Task instructions: Give the entries again exactly, every one of them.

#### Material shown

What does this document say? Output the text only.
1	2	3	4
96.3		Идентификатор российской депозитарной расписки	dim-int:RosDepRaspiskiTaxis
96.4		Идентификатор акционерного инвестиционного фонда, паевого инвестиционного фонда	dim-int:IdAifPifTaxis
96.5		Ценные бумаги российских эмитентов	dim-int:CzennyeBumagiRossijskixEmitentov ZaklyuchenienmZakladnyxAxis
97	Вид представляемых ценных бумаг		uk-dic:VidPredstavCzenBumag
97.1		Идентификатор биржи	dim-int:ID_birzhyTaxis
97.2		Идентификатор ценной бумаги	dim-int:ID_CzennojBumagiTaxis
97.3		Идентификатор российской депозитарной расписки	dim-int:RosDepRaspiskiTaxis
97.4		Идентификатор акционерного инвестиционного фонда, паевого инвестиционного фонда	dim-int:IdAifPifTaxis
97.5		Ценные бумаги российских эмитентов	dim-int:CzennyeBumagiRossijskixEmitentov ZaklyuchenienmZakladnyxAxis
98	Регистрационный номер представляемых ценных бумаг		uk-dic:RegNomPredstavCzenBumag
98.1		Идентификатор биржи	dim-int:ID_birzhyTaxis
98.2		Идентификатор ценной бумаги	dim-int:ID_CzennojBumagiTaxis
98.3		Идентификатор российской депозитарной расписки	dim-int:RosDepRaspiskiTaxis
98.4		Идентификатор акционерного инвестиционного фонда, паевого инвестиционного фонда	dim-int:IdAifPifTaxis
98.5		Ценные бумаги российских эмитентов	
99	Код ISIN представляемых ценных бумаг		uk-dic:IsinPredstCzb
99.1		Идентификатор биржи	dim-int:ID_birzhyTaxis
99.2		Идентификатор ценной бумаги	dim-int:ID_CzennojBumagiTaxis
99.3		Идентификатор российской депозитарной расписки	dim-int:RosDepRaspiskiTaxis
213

########

Output for this exercise:
What does this document say? Output the text only.
1	2	3	4
96.3		Идентификатор российской депозитарной расписки	dim-int:RosDepRaspiskiTaxis
96.4		Идентификатор акционерного инвестиционного фонда, паевого инвестиционного фонда	dim-int:IdAifPifTaxis
96.5		Ценные бумаги российских эмитентов	dim-int:CzennyeBumagiRossijskixEmitentov ZaklyuchenienmZakladnyxAxis
97	Вид представляемых ценных бумаг		uk-dic:VidPredstavCzenBumag
97.1		Идентификатор биржи	dim-int:ID_birzhyTaxis
97.2		Идентификатор ценной бумаги	dim-int:ID_CzennojBumagiTaxis
97.3		Идентификатор российской депозитарной расписки	dim-int:RosDepRaspiskiTaxis
97.4		Идентификатор акционерного инвестиционного фонда, паевого инвестиционного фонда	dim-int:IdAifPifTaxis
97.5		Ценные бумаги российских эмитентов	dim-int:CzennyeBumagiRossijskixEmitentov ZaklyuchenienmZakladnyxAxis
98	Регистрационный номер представляемых ценных бумаг		uk-dic:RegNomPredstavCzenBumag
98.1		Идентификатор биржи	dim-int:ID_birzhyTaxis
98.2		Идентификатор ценной бумаги	dim-int:ID_CzennojBumagiTaxis
98.3		Идентификатор российской депозитарной расписки	dim-int:RosDepRaspiskiTaxis
98.4		Идентификатор акционерного инвестиционного фонда, паевого инвестиционного фонда	dim-int:IdAifPifTaxis
98.5		Ценные бумаги российских эмитентов	
99	Код ISIN представляемых ценных бумаг		uk-dic:IsinPredstCzb
99.1		Идентификатор биржи	dim-int:ID_birzhyTaxis
99.2		Идентификатор ценной бумаги	dim-int:ID_CzennojBumagiTaxis
99.3		Идентификатор российской депозитарной расписки	dim-int:RosDepRaspiskiTaxis
213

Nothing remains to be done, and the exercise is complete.